BRIEF:
Images are excluded; otherwise, output every record exactly.

========================================================================

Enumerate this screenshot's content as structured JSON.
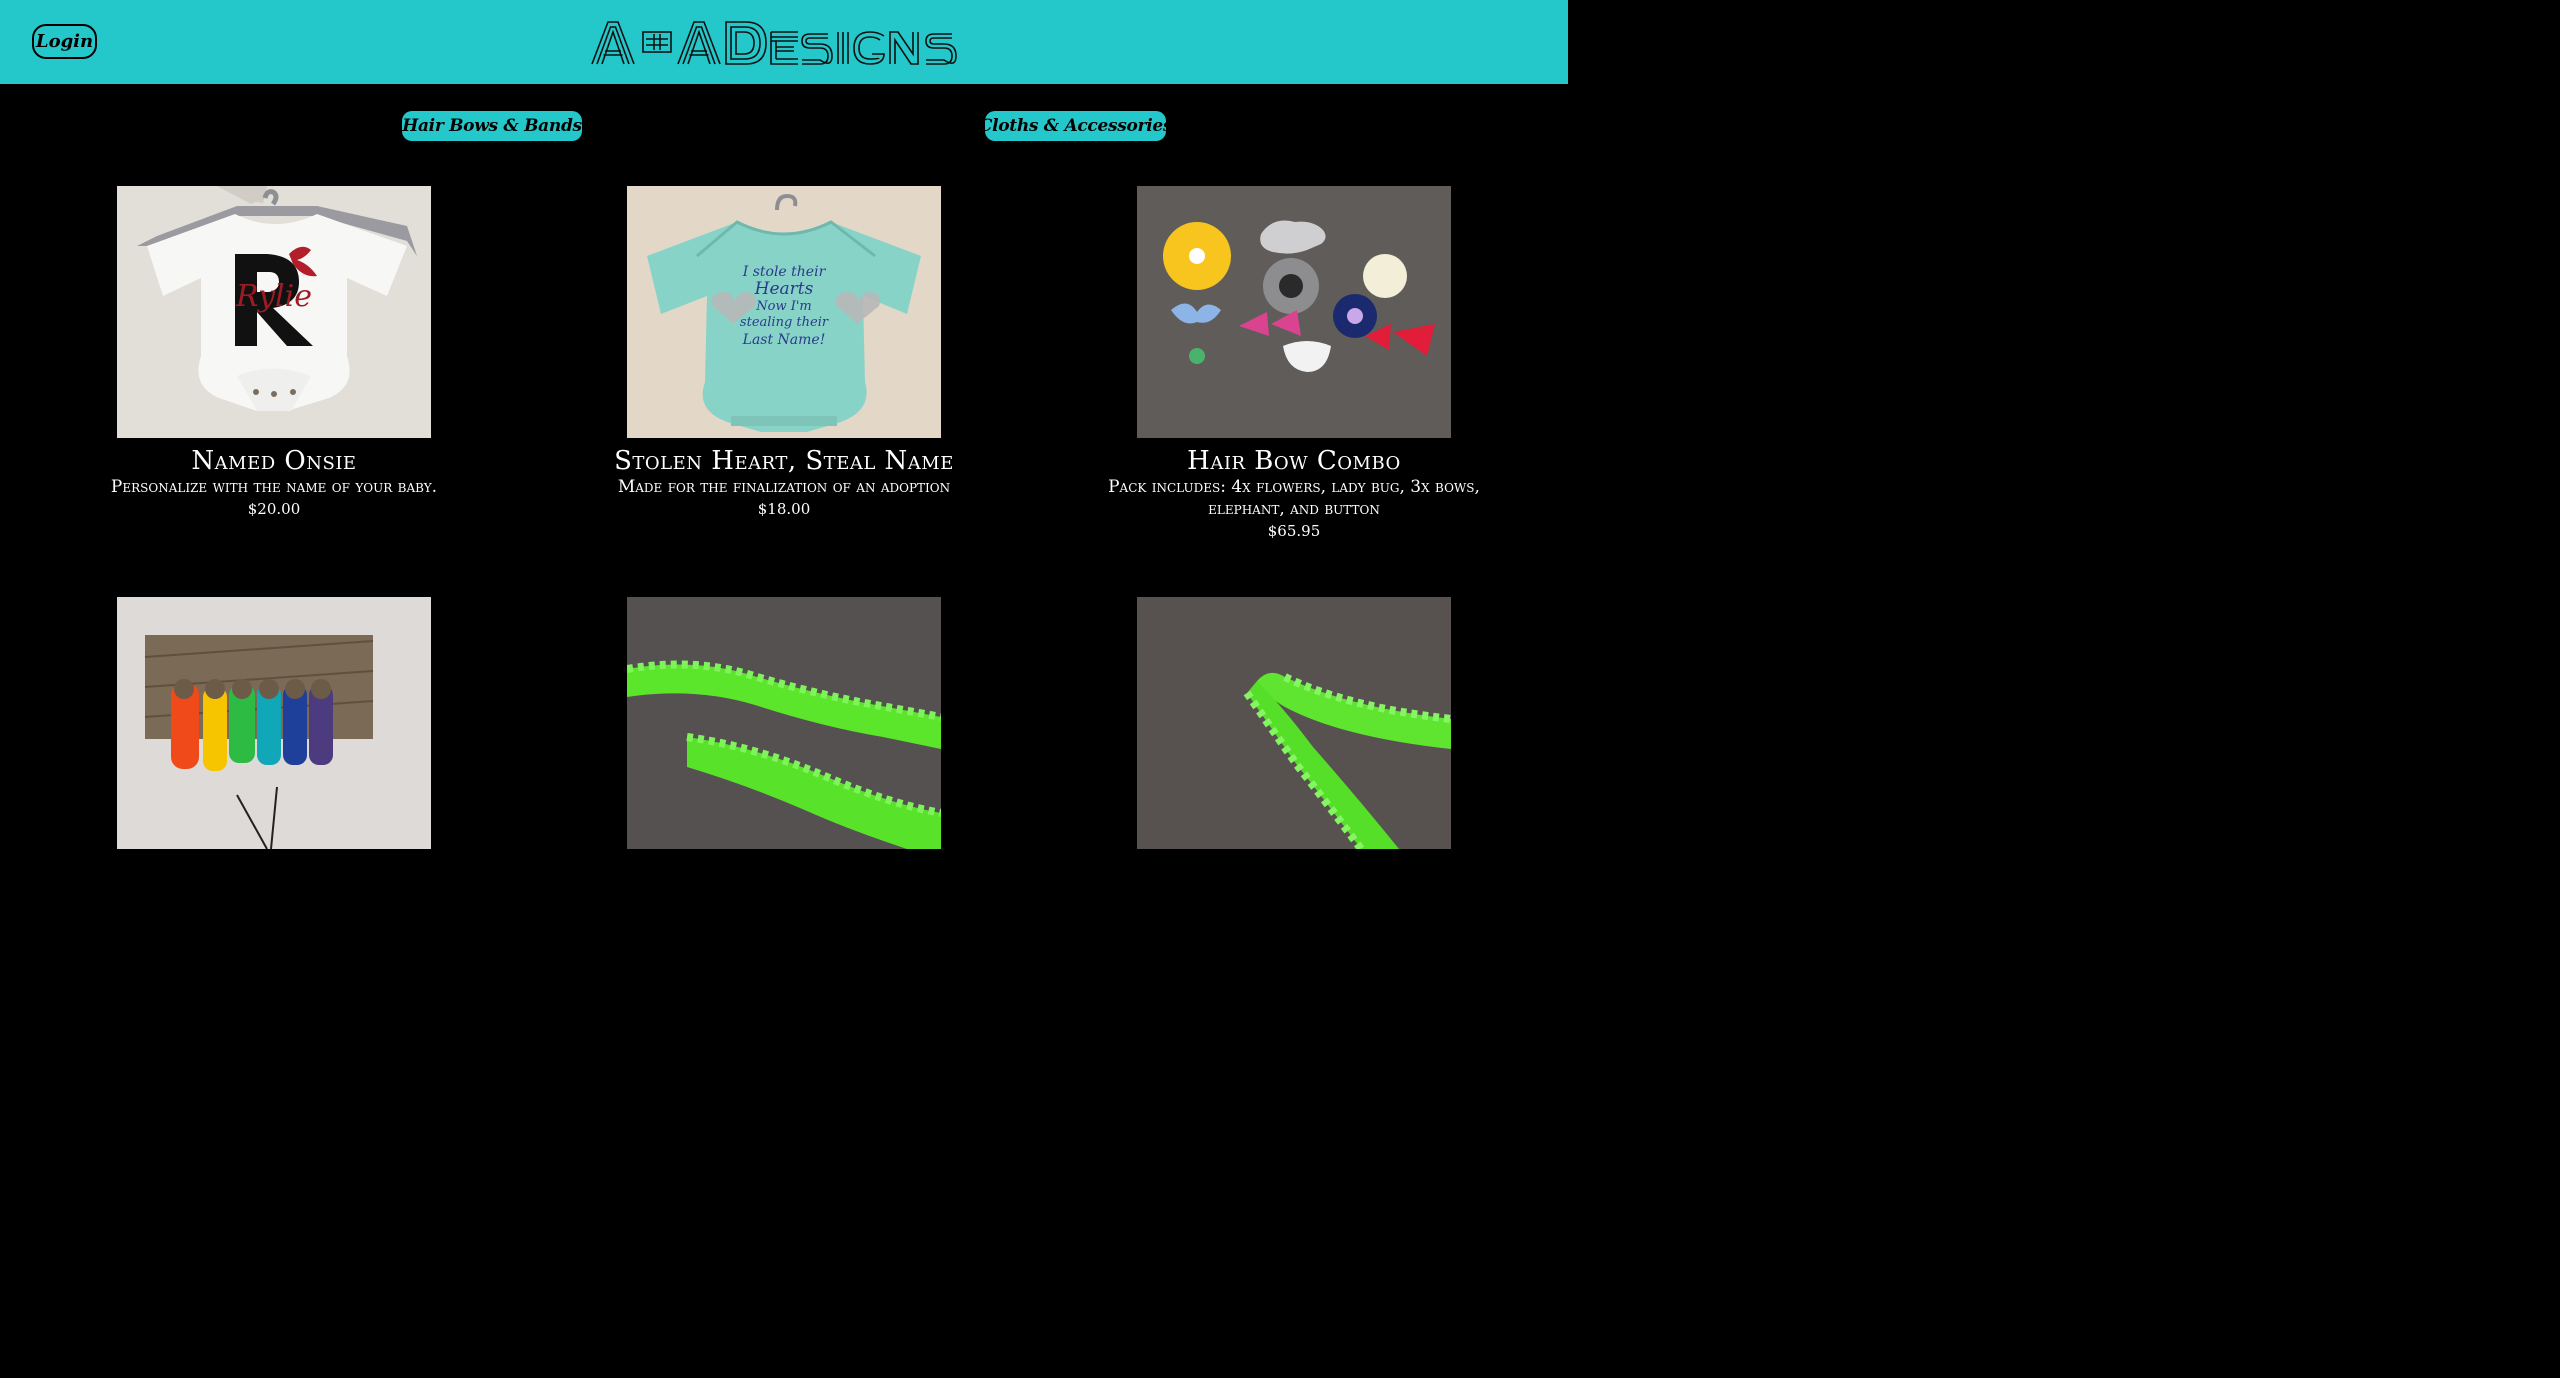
{
  "header": {
    "login_label": "Login",
    "brand": "A+A Designs",
    "background_color": "#24c8ca"
  },
  "categories": [
    {
      "label": "Hair Bows & Bands"
    },
    {
      "label": "Cloths & Accessories"
    }
  ],
  "products": [
    {
      "name": "Named Onsie",
      "description": "Personalize with the name of your baby.",
      "price": "$20.00",
      "photo_icon": "white-onesie-photo",
      "photo_text": "Rylie"
    },
    {
      "name": "Stolen Heart, Steal Name",
      "description": "Made for the finalization of an adoption",
      "price": "$18.00",
      "photo_icon": "teal-onesie-photo",
      "photo_text": "I stole their Hearts Now I'm stealing their Last Name!"
    },
    {
      "name": "Hair Bow Combo",
      "description": "Pack includes: 4x flowers, lady bug, 3x bows, elephant, and button",
      "price": "$65.95",
      "photo_icon": "hair-bows-photo"
    },
    {
      "photo_icon": "headbands-rack-photo"
    },
    {
      "photo_icon": "green-headband-photo"
    },
    {
      "photo_icon": "green-headband-closeup-photo"
    }
  ]
}
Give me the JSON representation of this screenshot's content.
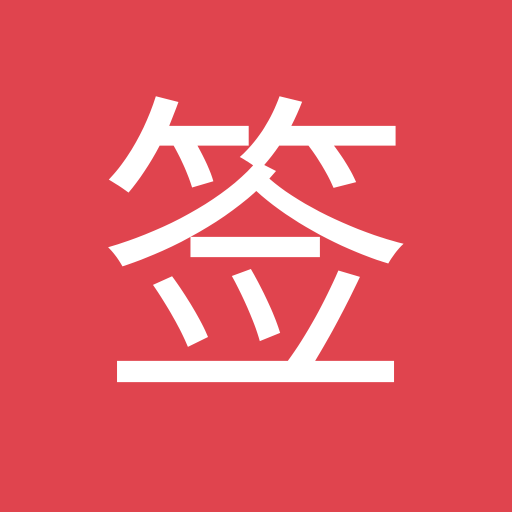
{
  "icon": {
    "glyph": "签",
    "background_color": "#E0444E",
    "glyph_color": "#FFFFFF"
  }
}
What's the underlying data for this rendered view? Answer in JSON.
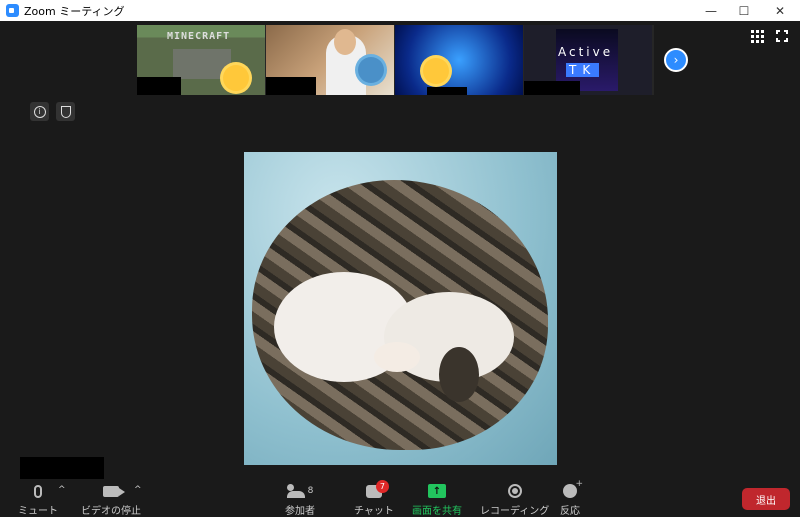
{
  "window": {
    "title": "Zoom ミーティング",
    "controls": {
      "minimize": "—",
      "maximize": "☐",
      "close": "✕"
    }
  },
  "gallery": {
    "thumbnails": [
      {
        "label": "MINECRAFT"
      },
      {
        "label": ""
      },
      {
        "label": ""
      },
      {
        "label_active": "Active",
        "label_tk": "TK"
      }
    ],
    "next_icon": "›"
  },
  "info": {
    "info_icon": "i"
  },
  "toolbar": {
    "mute_label": "ミュート",
    "video_label": "ビデオの停止",
    "participants_label": "参加者",
    "participants_count": "8",
    "chat_label": "チャット",
    "chat_badge": "7",
    "share_label": "画面を共有",
    "share_icon": "↑",
    "record_label": "レコーディング",
    "reactions_label": "反応",
    "leave_label": "退出",
    "caret": "^"
  },
  "colors": {
    "accent": "#2d8cff",
    "share": "#22c55e",
    "leave": "#c0272d",
    "badge": "#e02828"
  }
}
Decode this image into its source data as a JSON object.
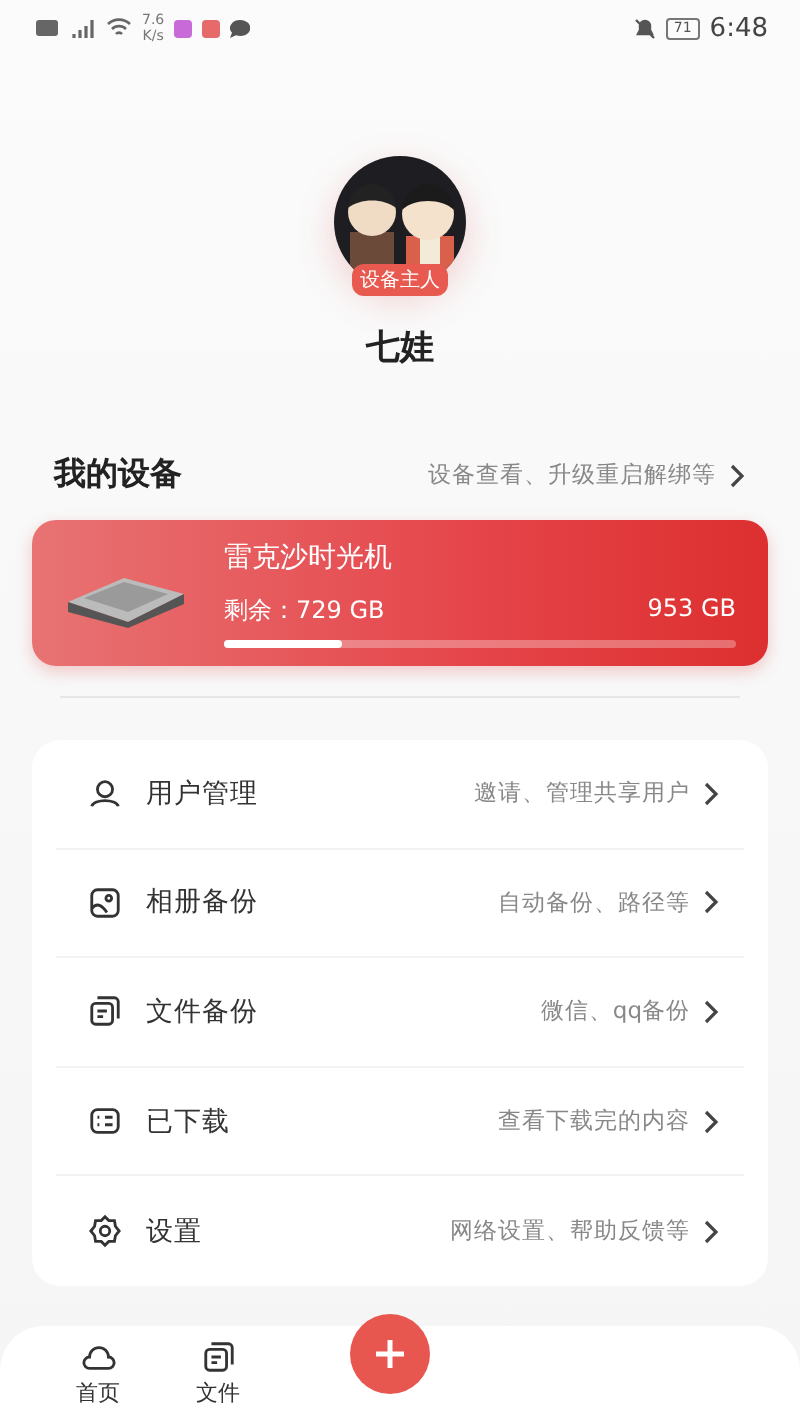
{
  "status_bar": {
    "speed_value": "7.6",
    "speed_unit": "K/s",
    "battery": "71",
    "time": "6:48"
  },
  "profile": {
    "badge": "设备主人",
    "name": "七娃"
  },
  "devices": {
    "title": "我的设备",
    "hint": "设备查看、升级重启解绑等",
    "device": {
      "name": "雷克沙时光机",
      "free": "剩余：729 GB",
      "total": "953 GB",
      "level": 0.23
    }
  },
  "menu": [
    {
      "kind": "user",
      "label": "用户管理",
      "hint": "邀请、管理共享用户"
    },
    {
      "kind": "album",
      "label": "相册备份",
      "hint": "自动备份、路径等"
    },
    {
      "kind": "files",
      "label": "文件备份",
      "hint": "微信、qq备份"
    },
    {
      "kind": "download",
      "label": "已下载",
      "hint": "查看下载完的内容"
    },
    {
      "kind": "settings",
      "label": "设置",
      "hint": "网络设置、帮助反馈等"
    }
  ],
  "nav": [
    {
      "kind": "home",
      "label": "首页"
    },
    {
      "kind": "files",
      "label": "文件"
    }
  ]
}
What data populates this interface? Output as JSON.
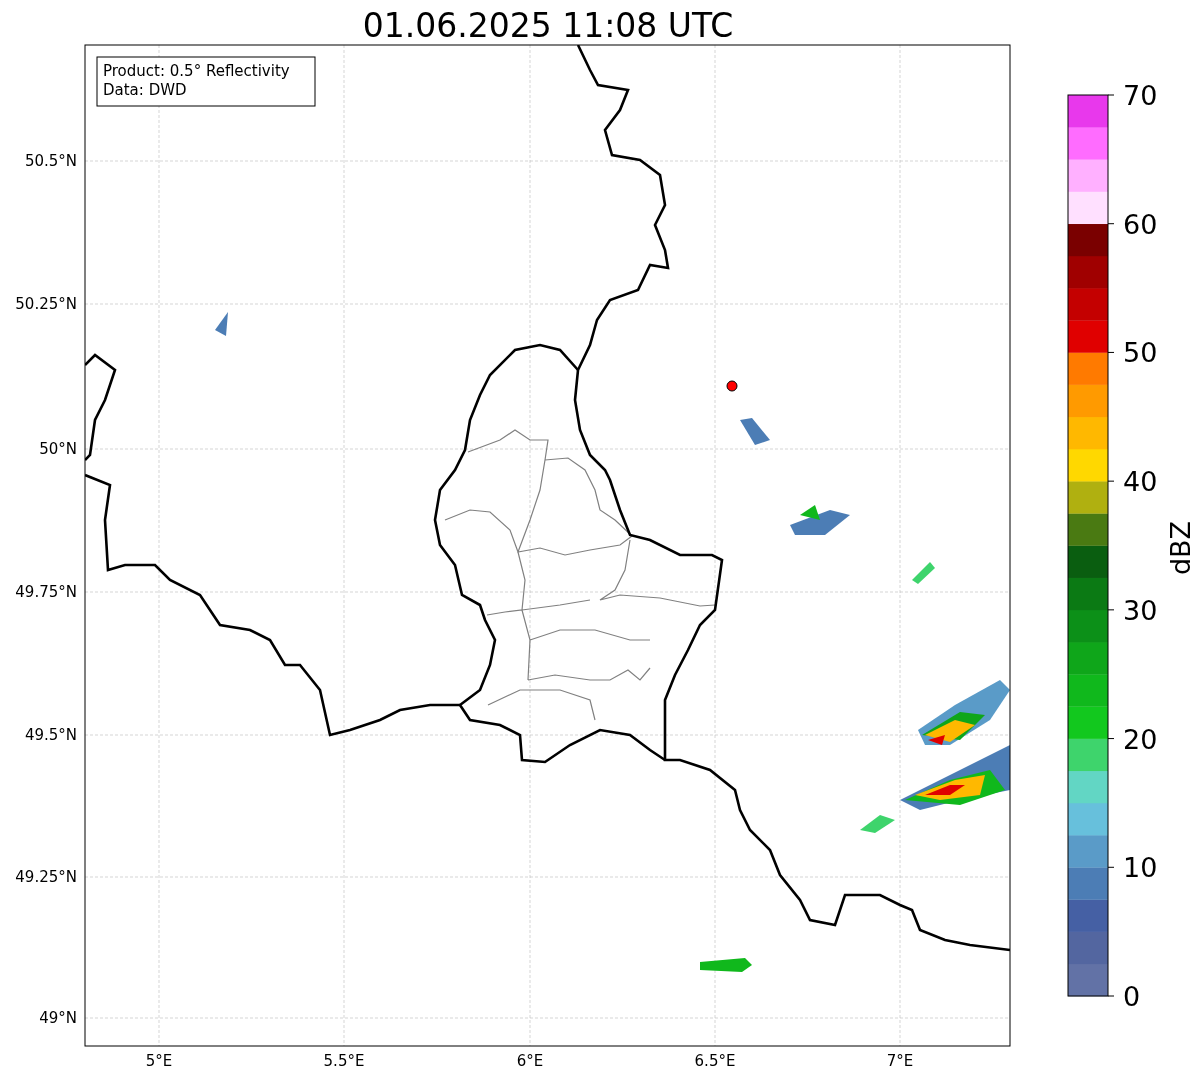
{
  "title": "01.06.2025 11:08 UTC",
  "info_box": {
    "lines": [
      "Product: 0.5° Reflectivity",
      "Data: DWD"
    ]
  },
  "map": {
    "x_ticks": [
      "5°E",
      "5.5°E",
      "6°E",
      "6.5°E",
      "7°E"
    ],
    "y_ticks": [
      "50.5°N",
      "50.25°N",
      "50°N",
      "49.75°N",
      "49.5°N",
      "49.25°N",
      "49°N"
    ]
  },
  "colorbar": {
    "label": "dBZ",
    "ticks": [
      "70",
      "60",
      "50",
      "40",
      "30",
      "20",
      "10",
      "0"
    ],
    "segments": [
      {
        "color": "#6272a6"
      },
      {
        "color": "#5366a0"
      },
      {
        "color": "#4560a4"
      },
      {
        "color": "#4c7db5"
      },
      {
        "color": "#5a9bc8"
      },
      {
        "color": "#67c0dc"
      },
      {
        "color": "#62d6c4"
      },
      {
        "color": "#3ed46c"
      },
      {
        "color": "#12c81e"
      },
      {
        "color": "#10b81c"
      },
      {
        "color": "#0fa61a"
      },
      {
        "color": "#0c9018"
      },
      {
        "color": "#0b7a14"
      },
      {
        "color": "#0a5e10"
      },
      {
        "color": "#4a7a12"
      },
      {
        "color": "#b0b010"
      },
      {
        "color": "#ffd800"
      },
      {
        "color": "#ffb800"
      },
      {
        "color": "#ff9a00"
      },
      {
        "color": "#ff7a00"
      },
      {
        "color": "#e00000"
      },
      {
        "color": "#c40000"
      },
      {
        "color": "#a00000"
      },
      {
        "color": "#7a0000"
      },
      {
        "color": "#ffe0ff"
      },
      {
        "color": "#ffb0ff"
      },
      {
        "color": "#ff6cff"
      },
      {
        "color": "#e838ec"
      }
    ]
  }
}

========================================================================

RESPONSE:
Enumerate this screenshot's content as structured JSON.
{
  "header": {
    "login_label": "Login",
    "brand": "A+A Designs",
    "background_color": "#24c8ca"
  },
  "categories": [
    {
      "label": "Hair Bows & Bands"
    },
    {
      "label": "Cloths & Accessories"
    }
  ],
  "products": [
    {
      "name": "Named Onsie",
      "description": "Personalize with the name of your baby.",
      "price": "$20.00",
      "photo_icon": "white-onesie-photo",
      "photo_text": "Rylie"
    },
    {
      "name": "Stolen Heart, Steal Name",
      "description": "Made for the finalization of an adoption",
      "price": "$18.00",
      "photo_icon": "teal-onesie-photo",
      "photo_text": "I stole their Hearts Now I'm stealing their Last Name!"
    },
    {
      "name": "Hair Bow Combo",
      "description": "Pack includes: 4x flowers, lady bug, 3x bows, elephant, and button",
      "price": "$65.95",
      "photo_icon": "hair-bows-photo"
    },
    {
      "photo_icon": "headbands-rack-photo"
    },
    {
      "photo_icon": "green-headband-photo"
    },
    {
      "photo_icon": "green-headband-closeup-photo"
    }
  ]
}
Give me the JSON representation of this screenshot's content.
{
  "icon": {
    "glyph": "签",
    "background_color": "#E0444E",
    "glyph_color": "#FFFFFF"
  }
}
What's the underlying data for this rendered view? Answer in JSON.
{
  "window": {
    "title": "Zoom ミーティング",
    "controls": {
      "minimize": "—",
      "maximize": "☐",
      "close": "✕"
    }
  },
  "gallery": {
    "thumbnails": [
      {
        "label": "MINECRAFT"
      },
      {
        "label": ""
      },
      {
        "label": ""
      },
      {
        "label_active": "Active",
        "label_tk": "TK"
      }
    ],
    "next_icon": "›"
  },
  "info": {
    "info_icon": "i"
  },
  "toolbar": {
    "mute_label": "ミュート",
    "video_label": "ビデオの停止",
    "participants_label": "参加者",
    "participants_count": "8",
    "chat_label": "チャット",
    "chat_badge": "7",
    "share_label": "画面を共有",
    "share_icon": "↑",
    "record_label": "レコーディング",
    "reactions_label": "反応",
    "leave_label": "退出",
    "caret": "^"
  },
  "colors": {
    "accent": "#2d8cff",
    "share": "#22c55e",
    "leave": "#c0272d",
    "badge": "#e02828"
  }
}
Decode this image into its source data as a JSON object.
{
  "status_bar": {
    "speed_value": "7.6",
    "speed_unit": "K/s",
    "battery": "71",
    "time": "6:48"
  },
  "profile": {
    "badge": "设备主人",
    "name": "七娃"
  },
  "devices": {
    "title": "我的设备",
    "hint": "设备查看、升级重启解绑等",
    "device": {
      "name": "雷克沙时光机",
      "free": "剩余：729 GB",
      "total": "953 GB",
      "level": 0.23
    }
  },
  "menu": [
    {
      "kind": "user",
      "label": "用户管理",
      "hint": "邀请、管理共享用户"
    },
    {
      "kind": "album",
      "label": "相册备份",
      "hint": "自动备份、路径等"
    },
    {
      "kind": "files",
      "label": "文件备份",
      "hint": "微信、qq备份"
    },
    {
      "kind": "download",
      "label": "已下载",
      "hint": "查看下载完的内容"
    },
    {
      "kind": "settings",
      "label": "设置",
      "hint": "网络设置、帮助反馈等"
    }
  ],
  "nav": [
    {
      "kind": "home",
      "label": "首页"
    },
    {
      "kind": "files",
      "label": "文件"
    }
  ]
}
What data populates this interface? Output as JSON.
{
  "title": "01.06.2025 11:08 UTC",
  "info_box": {
    "lines": [
      "Product: 0.5° Reflectivity",
      "Data: DWD"
    ]
  },
  "map": {
    "x_ticks": [
      "5°E",
      "5.5°E",
      "6°E",
      "6.5°E",
      "7°E"
    ],
    "y_ticks": [
      "50.5°N",
      "50.25°N",
      "50°N",
      "49.75°N",
      "49.5°N",
      "49.25°N",
      "49°N"
    ]
  },
  "colorbar": {
    "label": "dBZ",
    "ticks": [
      "70",
      "60",
      "50",
      "40",
      "30",
      "20",
      "10",
      "0"
    ],
    "segments": [
      {
        "color": "#6272a6"
      },
      {
        "color": "#5366a0"
      },
      {
        "color": "#4560a4"
      },
      {
        "color": "#4c7db5"
      },
      {
        "color": "#5a9bc8"
      },
      {
        "color": "#67c0dc"
      },
      {
        "color": "#62d6c4"
      },
      {
        "color": "#3ed46c"
      },
      {
        "color": "#12c81e"
      },
      {
        "color": "#10b81c"
      },
      {
        "color": "#0fa61a"
      },
      {
        "color": "#0c9018"
      },
      {
        "color": "#0b7a14"
      },
      {
        "color": "#0a5e10"
      },
      {
        "color": "#4a7a12"
      },
      {
        "color": "#b0b010"
      },
      {
        "color": "#ffd800"
      },
      {
        "color": "#ffb800"
      },
      {
        "color": "#ff9a00"
      },
      {
        "color": "#ff7a00"
      },
      {
        "color": "#e00000"
      },
      {
        "color": "#c40000"
      },
      {
        "color": "#a00000"
      },
      {
        "color": "#7a0000"
      },
      {
        "color": "#ffe0ff"
      },
      {
        "color": "#ffb0ff"
      },
      {
        "color": "#ff6cff"
      },
      {
        "color": "#e838ec"
      }
    ]
  }
}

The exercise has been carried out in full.